#### Entries shown:
********************
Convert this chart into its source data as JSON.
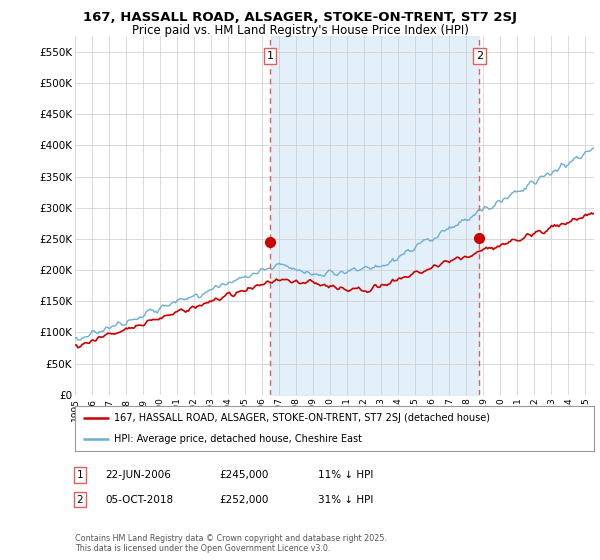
{
  "title": "167, HASSALL ROAD, ALSAGER, STOKE-ON-TRENT, ST7 2SJ",
  "subtitle": "Price paid vs. HM Land Registry's House Price Index (HPI)",
  "ylim": [
    0,
    575000
  ],
  "yticks": [
    0,
    50000,
    100000,
    150000,
    200000,
    250000,
    300000,
    350000,
    400000,
    450000,
    500000,
    550000
  ],
  "ytick_labels": [
    "£0",
    "£50K",
    "£100K",
    "£150K",
    "£200K",
    "£250K",
    "£300K",
    "£350K",
    "£400K",
    "£450K",
    "£500K",
    "£550K"
  ],
  "hpi_color": "#6baed6",
  "hpi_fill_color": "#d8eaf7",
  "price_color": "#cc0000",
  "marker_color": "#cc0000",
  "vline_color": "#e06060",
  "sale1_date_num": 2006.47,
  "sale1_price": 245000,
  "sale2_date_num": 2018.76,
  "sale2_price": 252000,
  "legend_label_price": "167, HASSALL ROAD, ALSAGER, STOKE-ON-TRENT, ST7 2SJ (detached house)",
  "legend_label_hpi": "HPI: Average price, detached house, Cheshire East",
  "table_row1": [
    "1",
    "22-JUN-2006",
    "£245,000",
    "11% ↓ HPI"
  ],
  "table_row2": [
    "2",
    "05-OCT-2018",
    "£252,000",
    "31% ↓ HPI"
  ],
  "footnote": "Contains HM Land Registry data © Crown copyright and database right 2025.\nThis data is licensed under the Open Government Licence v3.0.",
  "background_color": "#ffffff",
  "grid_color": "#cccccc",
  "xlim_start": 1995,
  "xlim_end": 2025.5
}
********************
#### Instructions to follow:
From the entries above, select each line containing the string "detached".

#### Response to the exercise:
  "legend_label_price": "167, HASSALL ROAD, ALSAGER, STOKE-ON-TRENT, ST7 2SJ (detached house)",
  "legend_label_hpi": "HPI: Average price, detached house, Cheshire East",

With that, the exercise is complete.